# Exercise instructions
Gather every line from the entries below that includes "عيسى".

# Data extract
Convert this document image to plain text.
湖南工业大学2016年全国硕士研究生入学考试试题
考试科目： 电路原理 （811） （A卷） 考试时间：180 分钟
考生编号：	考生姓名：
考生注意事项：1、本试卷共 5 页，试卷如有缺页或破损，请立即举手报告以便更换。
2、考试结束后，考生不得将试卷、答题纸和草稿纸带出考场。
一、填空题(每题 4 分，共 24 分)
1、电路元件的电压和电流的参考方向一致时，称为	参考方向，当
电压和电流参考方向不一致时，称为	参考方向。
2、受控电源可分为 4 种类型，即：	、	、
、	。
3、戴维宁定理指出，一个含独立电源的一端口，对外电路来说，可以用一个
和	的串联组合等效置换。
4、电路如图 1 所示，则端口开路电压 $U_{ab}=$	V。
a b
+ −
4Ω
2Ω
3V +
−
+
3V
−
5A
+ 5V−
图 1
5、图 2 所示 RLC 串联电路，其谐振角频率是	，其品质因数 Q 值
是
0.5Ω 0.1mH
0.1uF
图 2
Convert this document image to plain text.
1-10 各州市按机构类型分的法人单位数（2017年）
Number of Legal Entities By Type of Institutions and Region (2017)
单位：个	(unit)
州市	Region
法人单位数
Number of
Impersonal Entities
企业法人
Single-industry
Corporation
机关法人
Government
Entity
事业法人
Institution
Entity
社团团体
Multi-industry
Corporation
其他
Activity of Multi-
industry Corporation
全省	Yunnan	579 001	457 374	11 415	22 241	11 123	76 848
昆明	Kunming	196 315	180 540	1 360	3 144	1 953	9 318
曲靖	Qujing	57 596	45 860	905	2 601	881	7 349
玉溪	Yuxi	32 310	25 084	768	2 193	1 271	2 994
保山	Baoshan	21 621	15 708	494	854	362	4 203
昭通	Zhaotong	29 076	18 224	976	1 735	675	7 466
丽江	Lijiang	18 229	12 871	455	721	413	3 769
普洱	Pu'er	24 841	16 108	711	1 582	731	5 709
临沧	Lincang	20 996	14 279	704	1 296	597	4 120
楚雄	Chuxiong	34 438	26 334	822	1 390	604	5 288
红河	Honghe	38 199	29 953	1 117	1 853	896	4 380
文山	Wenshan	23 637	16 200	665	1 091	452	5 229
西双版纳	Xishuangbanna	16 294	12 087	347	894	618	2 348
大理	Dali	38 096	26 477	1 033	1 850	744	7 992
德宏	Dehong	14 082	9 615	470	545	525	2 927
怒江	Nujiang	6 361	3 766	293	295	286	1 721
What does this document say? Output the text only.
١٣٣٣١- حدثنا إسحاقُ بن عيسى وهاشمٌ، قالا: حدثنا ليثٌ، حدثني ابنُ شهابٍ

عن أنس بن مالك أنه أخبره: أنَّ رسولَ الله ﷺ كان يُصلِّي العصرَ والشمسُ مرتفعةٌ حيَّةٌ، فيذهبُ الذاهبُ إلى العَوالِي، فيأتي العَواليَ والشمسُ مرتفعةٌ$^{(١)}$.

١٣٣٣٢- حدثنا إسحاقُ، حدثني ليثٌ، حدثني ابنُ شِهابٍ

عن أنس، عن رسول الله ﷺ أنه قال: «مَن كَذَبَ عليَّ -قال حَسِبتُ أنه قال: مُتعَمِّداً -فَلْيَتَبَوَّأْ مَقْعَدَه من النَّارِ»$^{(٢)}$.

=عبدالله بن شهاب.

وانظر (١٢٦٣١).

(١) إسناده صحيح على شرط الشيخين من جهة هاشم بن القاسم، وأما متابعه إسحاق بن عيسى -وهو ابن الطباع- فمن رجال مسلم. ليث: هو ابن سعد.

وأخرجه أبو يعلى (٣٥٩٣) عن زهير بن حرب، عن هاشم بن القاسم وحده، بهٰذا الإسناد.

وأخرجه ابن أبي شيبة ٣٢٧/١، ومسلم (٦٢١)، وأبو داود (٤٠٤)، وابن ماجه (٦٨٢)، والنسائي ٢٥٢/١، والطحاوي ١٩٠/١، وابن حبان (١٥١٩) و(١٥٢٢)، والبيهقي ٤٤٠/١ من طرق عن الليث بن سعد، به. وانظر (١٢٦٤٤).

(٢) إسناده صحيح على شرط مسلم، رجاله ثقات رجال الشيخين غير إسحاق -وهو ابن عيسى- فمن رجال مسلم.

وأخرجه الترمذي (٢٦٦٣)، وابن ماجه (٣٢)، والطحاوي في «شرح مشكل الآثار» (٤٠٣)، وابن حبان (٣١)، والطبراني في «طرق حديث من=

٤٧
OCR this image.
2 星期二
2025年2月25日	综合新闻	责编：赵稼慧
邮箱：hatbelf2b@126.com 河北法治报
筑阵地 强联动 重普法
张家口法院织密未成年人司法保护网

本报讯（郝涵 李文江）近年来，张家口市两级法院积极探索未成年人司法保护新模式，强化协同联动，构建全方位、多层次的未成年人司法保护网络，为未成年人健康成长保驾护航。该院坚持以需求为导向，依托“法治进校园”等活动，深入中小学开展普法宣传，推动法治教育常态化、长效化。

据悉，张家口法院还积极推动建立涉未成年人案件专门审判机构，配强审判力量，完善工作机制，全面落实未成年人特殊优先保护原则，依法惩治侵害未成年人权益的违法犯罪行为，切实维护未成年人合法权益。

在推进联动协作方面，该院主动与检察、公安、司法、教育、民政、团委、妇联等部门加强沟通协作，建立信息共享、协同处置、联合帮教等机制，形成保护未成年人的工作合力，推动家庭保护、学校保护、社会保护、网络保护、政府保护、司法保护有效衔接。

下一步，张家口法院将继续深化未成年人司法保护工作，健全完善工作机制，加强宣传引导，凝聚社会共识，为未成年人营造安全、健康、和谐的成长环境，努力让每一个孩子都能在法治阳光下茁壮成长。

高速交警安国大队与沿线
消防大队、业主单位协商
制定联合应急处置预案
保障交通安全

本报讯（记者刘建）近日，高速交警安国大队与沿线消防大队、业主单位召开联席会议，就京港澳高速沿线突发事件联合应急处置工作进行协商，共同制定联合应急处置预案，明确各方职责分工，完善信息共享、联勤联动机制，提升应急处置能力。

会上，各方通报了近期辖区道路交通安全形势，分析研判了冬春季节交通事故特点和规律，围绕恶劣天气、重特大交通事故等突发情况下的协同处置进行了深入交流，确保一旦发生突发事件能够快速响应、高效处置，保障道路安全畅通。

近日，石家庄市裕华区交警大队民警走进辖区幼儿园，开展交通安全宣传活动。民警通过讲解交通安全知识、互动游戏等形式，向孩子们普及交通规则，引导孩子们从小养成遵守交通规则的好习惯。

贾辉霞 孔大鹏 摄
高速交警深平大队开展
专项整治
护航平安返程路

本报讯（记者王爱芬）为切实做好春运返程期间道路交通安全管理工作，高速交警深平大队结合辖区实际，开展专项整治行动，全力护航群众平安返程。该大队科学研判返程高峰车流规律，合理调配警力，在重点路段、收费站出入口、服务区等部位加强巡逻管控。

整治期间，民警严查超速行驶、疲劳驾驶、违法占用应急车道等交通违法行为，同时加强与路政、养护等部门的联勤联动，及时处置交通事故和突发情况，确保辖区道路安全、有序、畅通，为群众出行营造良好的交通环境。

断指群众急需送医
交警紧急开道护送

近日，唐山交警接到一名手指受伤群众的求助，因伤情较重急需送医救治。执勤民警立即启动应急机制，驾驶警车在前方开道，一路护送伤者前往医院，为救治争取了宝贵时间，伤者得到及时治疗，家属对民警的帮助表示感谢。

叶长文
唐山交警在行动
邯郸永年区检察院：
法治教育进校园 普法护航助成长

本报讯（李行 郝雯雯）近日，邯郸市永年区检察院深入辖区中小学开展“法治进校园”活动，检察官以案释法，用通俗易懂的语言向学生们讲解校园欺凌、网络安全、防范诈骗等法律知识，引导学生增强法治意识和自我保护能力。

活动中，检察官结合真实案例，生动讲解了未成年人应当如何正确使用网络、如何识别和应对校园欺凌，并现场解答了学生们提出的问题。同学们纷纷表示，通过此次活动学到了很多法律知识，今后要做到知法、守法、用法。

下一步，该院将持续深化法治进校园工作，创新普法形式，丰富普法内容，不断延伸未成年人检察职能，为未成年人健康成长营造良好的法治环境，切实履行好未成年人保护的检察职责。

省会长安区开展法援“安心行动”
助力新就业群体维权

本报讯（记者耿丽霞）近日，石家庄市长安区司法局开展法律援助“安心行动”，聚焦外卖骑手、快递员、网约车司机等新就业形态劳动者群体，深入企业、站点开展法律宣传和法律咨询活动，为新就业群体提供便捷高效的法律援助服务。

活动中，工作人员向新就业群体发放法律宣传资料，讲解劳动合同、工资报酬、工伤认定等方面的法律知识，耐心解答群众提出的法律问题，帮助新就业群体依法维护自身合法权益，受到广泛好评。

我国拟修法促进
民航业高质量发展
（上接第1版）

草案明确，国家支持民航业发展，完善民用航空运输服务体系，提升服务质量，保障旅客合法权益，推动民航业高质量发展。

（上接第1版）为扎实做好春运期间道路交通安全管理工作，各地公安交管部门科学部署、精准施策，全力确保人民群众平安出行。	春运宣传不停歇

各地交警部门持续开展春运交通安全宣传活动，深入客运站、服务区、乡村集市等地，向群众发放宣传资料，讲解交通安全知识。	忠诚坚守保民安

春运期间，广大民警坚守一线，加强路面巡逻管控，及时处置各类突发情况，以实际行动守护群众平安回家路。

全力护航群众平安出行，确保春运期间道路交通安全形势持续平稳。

# Exercise output
١٣٣٣١- حدثنا إسحاقُ بن عيسى وهاشمٌ، قالا: حدثنا ليثٌ، حدثني ابنُ شهابٍ
(١) إسناده صحيح على شرط الشيخين من جهة هاشم بن القاسم، وأما متابعه إسحاق بن عيسى -وهو ابن الطباع- فمن رجال مسلم. ليث: هو ابن سعد.
(٢) إسناده صحيح على شرط مسلم، رجاله ثقات رجال الشيخين غير إسحاق -وهو ابن عيسى- فمن رجال مسلم.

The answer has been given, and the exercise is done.